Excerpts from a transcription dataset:
■ ■ ■ ■ ■

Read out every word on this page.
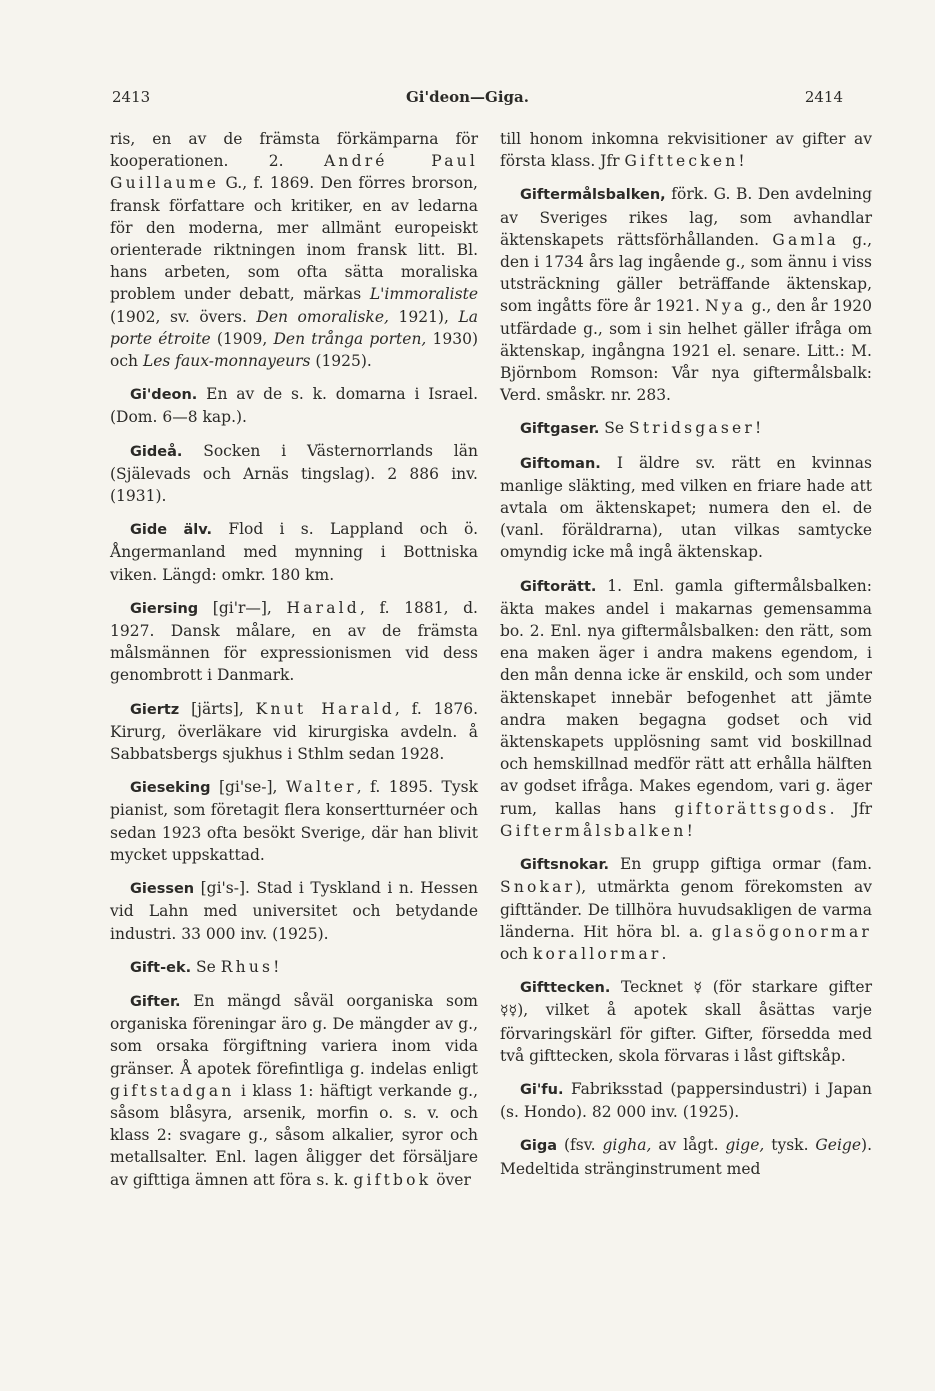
2413	Gi'deon—Giga.	2414

ris, en av de främsta förkämparna för kooperationen. 2. André Paul Guillaume G., f. 1869. Den förres brorson, fransk författare och kritiker, en av ledarna för den moderna, mer allmänt europeiskt orienterade riktningen inom fransk litt. Bl. hans arbeten, som ofta sätta moraliska problem under debatt, märkas L'immoraliste (1902, sv. övers. Den omoraliske, 1921), La porte étroite (1909, Den trånga porten, 1930) och Les faux-monnayeurs (1925).

Gi'deon. En av de s. k. domarna i Israel. (Dom. 6—8 kap.).

Gideå. Socken i Västernorrlands län (Själevads och Arnäs tingslag). 2 886 inv. (1931).

Gide älv. Flod i s. Lappland och ö. Ångermanland med mynning i Bottniska viken. Längd: omkr. 180 km.

Giersing [gi'r—], Harald, f. 1881, d. 1927. Dansk målare, en av de främsta målsmännen för expressionismen vid dess genombrott i Danmark.

Giertz [järts], Knut Harald, f. 1876. Kirurg, överläkare vid kirurgiska avdeln. å Sabbatsbergs sjukhus i Sthlm sedan 1928.

Gieseking [gi'se-], Walter, f. 1895. Tysk pianist, som företagit flera konsertturnéer och sedan 1923 ofta besökt Sverige, där han blivit mycket uppskattad.

Giessen [gi's-]. Stad i Tyskland i n. Hessen vid Lahn med universitet och betydande industri. 33 000 inv. (1925).

Gift-ek. Se Rhus!

Gifter. En mängd såväl oorganiska som organiska föreningar äro g. De mängder av g., som orsaka förgiftning variera inom vida gränser. Å apotek förefintliga g. indelas enligt giftstadgan i klass 1: häftigt verkande g., såsom blåsyra, arsenik, morfin o. s. v. och klass 2: svagare g., såsom alkalier, syror och metallsalter. Enl. lagen åligger det försäljare av gifttiga ämnen att föra s. k. giftbok över

till honom inkomna rekvisitioner av gifter av första klass. Jfr Gifttecken!

Giftermålsbalken, förk. G. B. Den avdelning av Sveriges rikes lag, som avhandlar äktenskapets rättsförhållanden. Gamla g., den i 1734 års lag ingående g., som ännu i viss utsträckning gäller beträffande äktenskap, som ingåtts före år 1921. Nya g., den år 1920 utfärdade g., som i sin helhet gäller ifråga om äktenskap, ingångna 1921 el. senare. Litt.: M. Björnbom Romson: Vår nya giftermålsbalk: Verd. småskr. nr. 283.

Giftgaser. Se Stridsgaser!

Giftoman. I äldre sv. rätt en kvinnas manlige släkting, med vilken en friare hade att avtala om äktenskapet; numera den el. de (vanl. föräldrarna), utan vilkas samtycke omyndig icke må ingå äktenskap.

Giftorätt. 1. Enl. gamla giftermålsbalken: äkta makes andel i makarnas gemensamma bo. 2. Enl. nya giftermålsbalken: den rätt, som ena maken äger i andra makens egendom, i den mån denna icke är enskild, och som under äktenskapet innebär befogenhet att jämte andra maken begagna godset och vid äktenskapets upplösning samt vid boskillnad och hemskillnad medför rätt att erhålla hälften av godset ifråga. Makes egendom, vari g. äger rum, kallas hans giftorättsgods. Jfr Giftermålsbalken!

Giftsnokar. En grupp giftiga ormar (fam. Snokar), utmärkta genom förekomsten av gifttänder. De tillhöra huvudsakligen de varma länderna. Hit höra bl. a. glasögonormar och korallormar.

Gifttecken. Tecknet ☿ (för starkare gifter ☿☿), vilket å apotek skall åsättas varje förvaringskärl för gifter. Gifter, försedda med två gifttecken, skola förvaras i låst giftskåp.

Gi'fu. Fabriksstad (pappersindustri) i Japan (s. Hondo). 82 000 inv. (1925).

Giga (fsv. gigha, av lågt. gige, tysk. Geige). Medeltida stränginstrument med
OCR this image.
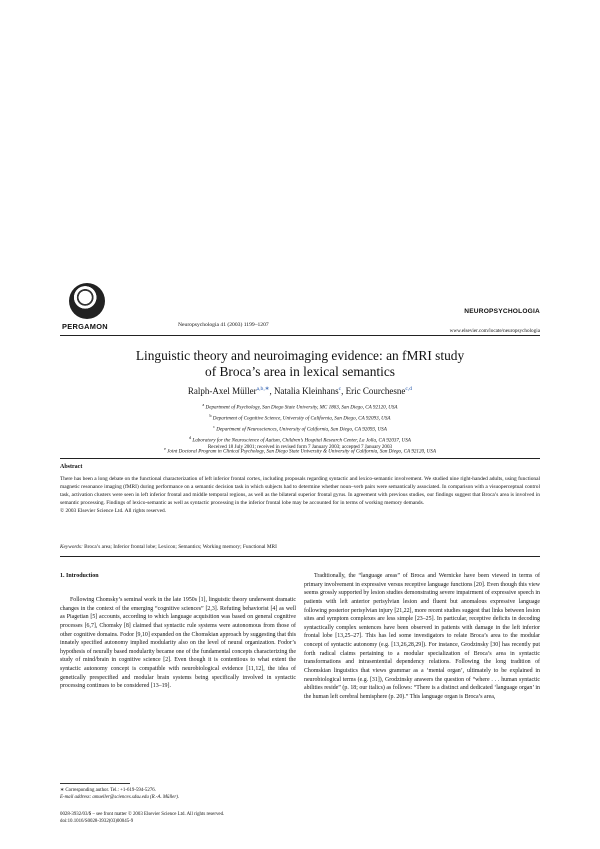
PERGAMON	Neuropsychologia 41 (2003) 1199–1207
NEUROPSYCHOLOGIA
www.elsevier.com/locate/neuropsychologia
Linguistic theory and neuroimaging evidence: an fMRI study
of Broca’s area in lexical semantics
Ralph-Axel Müller$^{a,b,∗}$, Natalia Kleinhans$^c$, Eric Courchesne$^{c,d}$
$^a$ Department of Psychology, San Diego State University, MC 1863, San Diego, CA 92120, USA
$^b$ Department of Cognitive Science, University of California, San Diego, CA 92093, USA
$^c$ Department of Neurosciences, University of California, San Diego, CA 92093, USA
$^d$ Laboratory for the Neuroscience of Autism, Children’s Hospital Research Center, La Jolla, CA 92037, USA
$^e$ Joint Doctoral Program in Clinical Psychology, San Diego State University & University of California, San Diego, CA 92120, USA
Received 18 July 2001; received in revised form 7 January 2003; accepted 7 January 2003
Abstract

There has been a long debate on the functional characterization of left inferior frontal cortex, including proposals regarding syntactic and lexico-semantic involvement. We studied nine right-handed adults, using functional magnetic resonance imaging (fMRI) during performance on a semantic decision task in which subjects had to determine whether noun–verb pairs were semantically associated. In comparison with a visuoperceptual control task, activation clusters were seen in left inferior frontal and middle temporal regions, as well as the bilateral superior frontal gyrus. In agreement with previous studies, our findings suggest that Broca’s area is involved in semantic processing. Findings of lexico-semantic as well as syntactic processing in the inferior frontal lobe may be accounted for in terms of working memory demands.

© 2003 Elsevier Science Ltd. All rights reserved.

Keywords: Broca’s area; Inferior frontal lobe; Lexicon; Semantics; Working memory; Functional MRI
1. Introduction

Following Chomsky’s seminal work in the late 1950s [1], linguistic theory underwent dramatic changes in the context of the emerging “cognitive sciences” [2,3]. Refuting behaviorist [4] as well as Piagetian [5] accounts, according to which language acquisition was based on general cognitive processes [6,7], Chomsky [8] claimed that syntactic rule systems were autonomous from those of other cognitive domains. Fodor [9,10] expanded on the Chomskian approach by suggesting that this innately specified autonomy implied modularity also on the level of neural organization. Fodor’s hypothesis of neurally based modularity became one of the fundamental concepts characterizing the study of mind/brain in cognitive science [2]. Even though it is contentious to what extent the syntactic autonomy concept is compatible with neurobiological evidence [11,12], the idea of genetically prespecified and modular brain systems being specifically involved in syntactic processing continues to be considered [13–19].

Traditionally, the “language areas” of Broca and Wernicke have been viewed in terms of primary involvement in expressive versus receptive language functions [20]. Even though this view seems grossly supported by lesion studies demonstrating severe impairment of expressive speech in patients with left anterior perisylvian lesion and fluent but anomalous expressive language following posterior perisylvian injury [21,22], more recent studies suggest that links between lesion sites and symptom complexes are less simple [23–25]. In particular, receptive deficits in decoding syntactically complex sentences have been observed in patients with damage in the left inferior frontal lobe [13,25–27]. This has led some investigators to relate Broca’s area to the modular concept of syntactic autonomy (e.g. [13,26,28,29]). For instance, Grodzinsky [30] has recently put forth radical claims pertaining to a modular specialization of Broca’s area in syntactic transformations and intrasentential dependency relations. Following the long tradition of Chomskian linguistics that views grammar as a ‘mental organ’, ultimately to be explained in neurobiological terms (e.g. [31]), Grodzinsky answers the question of “where . . . human syntactic abilities reside” (p. 18; our italics) as follows: “There is a distinct and dedicated ‘language organ’ in the human left cerebral hemisphere (p. 20).” This language organ is Broca’s area,

∗ Corresponding author. Tel.: +1-619-594-5276.
E-mail address: amueller@sciences.sdsu.edu (R.-A. Müller).
0028-3932/03/$ – see front matter © 2003 Elsevier Science Ltd. All rights reserved.
doi:10.1016/S0028-3932(03)00045-9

■ ■ ■ ■ ■

#### [Work to be completed]
Please state how many lines in the data contain the word "Diego", giving only that number.

#### [Your response]
4